::: Data supplied

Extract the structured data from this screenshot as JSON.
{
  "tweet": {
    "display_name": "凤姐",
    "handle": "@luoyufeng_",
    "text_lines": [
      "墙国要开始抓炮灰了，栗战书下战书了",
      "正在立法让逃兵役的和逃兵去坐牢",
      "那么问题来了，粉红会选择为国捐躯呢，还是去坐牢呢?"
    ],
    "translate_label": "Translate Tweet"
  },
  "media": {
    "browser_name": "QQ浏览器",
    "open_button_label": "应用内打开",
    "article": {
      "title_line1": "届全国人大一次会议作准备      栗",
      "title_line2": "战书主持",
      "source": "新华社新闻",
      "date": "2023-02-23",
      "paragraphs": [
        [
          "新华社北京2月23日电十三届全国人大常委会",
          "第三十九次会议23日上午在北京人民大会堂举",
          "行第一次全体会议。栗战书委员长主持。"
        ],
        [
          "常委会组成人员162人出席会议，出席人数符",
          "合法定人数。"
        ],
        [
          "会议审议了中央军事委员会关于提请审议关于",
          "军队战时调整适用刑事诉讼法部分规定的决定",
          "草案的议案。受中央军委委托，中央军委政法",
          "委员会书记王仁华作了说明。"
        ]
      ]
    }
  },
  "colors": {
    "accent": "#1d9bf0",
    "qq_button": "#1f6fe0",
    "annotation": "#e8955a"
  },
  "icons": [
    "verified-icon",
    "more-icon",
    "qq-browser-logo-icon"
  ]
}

::::::

The request:
Please reproduce each record precisely as written.

Finished answer:
Extract the structured data from this screenshot as JSON.
{
  "tweet": {
    "display_name": "凤姐",
    "handle": "@luoyufeng_",
    "text_lines": [
      "墙国要开始抓炮灰了，栗战书下战书了",
      "正在立法让逃兵役的和逃兵去坐牢",
      "那么问题来了，粉红会选择为国捐躯呢，还是去坐牢呢?"
    ],
    "translate_label": "Translate Tweet"
  },
  "media": {
    "browser_name": "QQ浏览器",
    "open_button_label": "应用内打开",
    "article": {
      "title_line1": "届全国人大一次会议作准备      栗",
      "title_line2": "战书主持",
      "source": "新华社新闻",
      "date": "2023-02-23",
      "paragraphs": [
        [
          "新华社北京2月23日电十三届全国人大常委会",
          "第三十九次会议23日上午在北京人民大会堂举",
          "行第一次全体会议。栗战书委员长主持。"
        ],
        [
          "常委会组成人员162人出席会议，出席人数符",
          "合法定人数。"
        ],
        [
          "会议审议了中央军事委员会关于提请审议关于",
          "军队战时调整适用刑事诉讼法部分规定的决定",
          "草案的议案。受中央军委委托，中央军委政法",
          "委员会书记王仁华作了说明。"
        ]
      ]
    }
  },
  "colors": {
    "accent": "#1d9bf0",
    "qq_button": "#1f6fe0",
    "annotation": "#e8955a"
  },
  "icons": [
    "verified-icon",
    "more-icon",
    "qq-browser-logo-icon"
  ]
}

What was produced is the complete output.